[begin PROVIDED DATA]
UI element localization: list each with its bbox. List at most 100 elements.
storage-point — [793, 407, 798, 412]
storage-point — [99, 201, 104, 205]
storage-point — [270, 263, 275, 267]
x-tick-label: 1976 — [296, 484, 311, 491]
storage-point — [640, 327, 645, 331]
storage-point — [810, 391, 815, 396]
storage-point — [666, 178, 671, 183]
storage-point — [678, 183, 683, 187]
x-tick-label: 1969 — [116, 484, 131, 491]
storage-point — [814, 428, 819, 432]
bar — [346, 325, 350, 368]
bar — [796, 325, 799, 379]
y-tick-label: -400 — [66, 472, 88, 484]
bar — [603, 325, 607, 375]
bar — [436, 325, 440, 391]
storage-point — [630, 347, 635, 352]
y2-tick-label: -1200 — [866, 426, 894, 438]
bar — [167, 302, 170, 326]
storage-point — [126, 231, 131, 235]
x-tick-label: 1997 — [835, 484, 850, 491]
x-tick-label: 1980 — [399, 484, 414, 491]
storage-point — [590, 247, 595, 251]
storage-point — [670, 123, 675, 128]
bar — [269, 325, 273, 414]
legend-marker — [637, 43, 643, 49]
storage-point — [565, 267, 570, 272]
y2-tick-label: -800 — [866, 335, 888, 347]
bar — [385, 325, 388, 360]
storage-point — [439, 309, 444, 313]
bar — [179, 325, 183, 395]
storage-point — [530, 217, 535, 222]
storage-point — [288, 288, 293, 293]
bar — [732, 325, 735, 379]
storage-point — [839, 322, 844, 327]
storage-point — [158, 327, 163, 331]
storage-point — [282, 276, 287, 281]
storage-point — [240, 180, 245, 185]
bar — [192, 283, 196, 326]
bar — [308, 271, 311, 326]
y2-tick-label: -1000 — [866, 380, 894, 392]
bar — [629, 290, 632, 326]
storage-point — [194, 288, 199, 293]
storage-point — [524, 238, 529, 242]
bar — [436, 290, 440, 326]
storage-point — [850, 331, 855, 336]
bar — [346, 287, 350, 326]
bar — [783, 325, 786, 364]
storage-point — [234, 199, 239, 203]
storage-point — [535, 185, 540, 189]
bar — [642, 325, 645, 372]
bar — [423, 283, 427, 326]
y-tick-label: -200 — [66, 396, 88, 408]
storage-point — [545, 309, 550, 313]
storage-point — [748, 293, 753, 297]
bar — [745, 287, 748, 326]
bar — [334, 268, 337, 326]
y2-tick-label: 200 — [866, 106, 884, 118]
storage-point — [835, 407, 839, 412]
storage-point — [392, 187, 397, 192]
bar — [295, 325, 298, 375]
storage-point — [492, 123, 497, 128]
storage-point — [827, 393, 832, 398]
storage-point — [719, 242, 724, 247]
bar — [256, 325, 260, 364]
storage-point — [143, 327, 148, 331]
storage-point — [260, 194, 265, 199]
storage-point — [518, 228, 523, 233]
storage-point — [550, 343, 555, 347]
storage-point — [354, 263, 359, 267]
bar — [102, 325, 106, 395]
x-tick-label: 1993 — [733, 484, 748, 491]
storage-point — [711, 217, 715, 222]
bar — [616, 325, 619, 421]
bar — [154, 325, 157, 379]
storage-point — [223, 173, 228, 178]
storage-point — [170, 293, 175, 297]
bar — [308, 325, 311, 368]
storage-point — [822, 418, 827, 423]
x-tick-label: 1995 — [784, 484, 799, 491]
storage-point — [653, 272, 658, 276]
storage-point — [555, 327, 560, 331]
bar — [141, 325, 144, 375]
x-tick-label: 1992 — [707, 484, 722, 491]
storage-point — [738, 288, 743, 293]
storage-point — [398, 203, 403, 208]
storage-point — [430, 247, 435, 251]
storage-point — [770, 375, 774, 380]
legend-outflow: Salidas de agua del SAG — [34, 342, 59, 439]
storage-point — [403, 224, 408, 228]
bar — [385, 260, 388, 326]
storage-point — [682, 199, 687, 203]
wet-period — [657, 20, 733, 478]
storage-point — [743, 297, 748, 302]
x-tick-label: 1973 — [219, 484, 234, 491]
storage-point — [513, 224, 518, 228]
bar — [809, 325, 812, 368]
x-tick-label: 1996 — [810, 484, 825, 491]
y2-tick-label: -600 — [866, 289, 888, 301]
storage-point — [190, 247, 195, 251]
[end PROVIDED DATA]
## THE EXERCISE:
Can you express the material, from its first line up to and including the line containing "x-tick-label: 1969 — [116, 484, 131, 491]", as a JSON list of strings, one string per line and with blank lines omitted?

## TASK SOLUTION:
[
  "UI element localization: list each with its bbox. List at most 100 elements.",
  "storage-point — [793, 407, 798, 412]",
  "storage-point — [99, 201, 104, 205]",
  "storage-point — [270, 263, 275, 267]",
  "x-tick-label: 1976 — [296, 484, 311, 491]",
  "storage-point — [640, 327, 645, 331]",
  "storage-point — [810, 391, 815, 396]",
  "storage-point — [666, 178, 671, 183]",
  "storage-point — [678, 183, 683, 187]",
  "x-tick-label: 1969 — [116, 484, 131, 491]"
]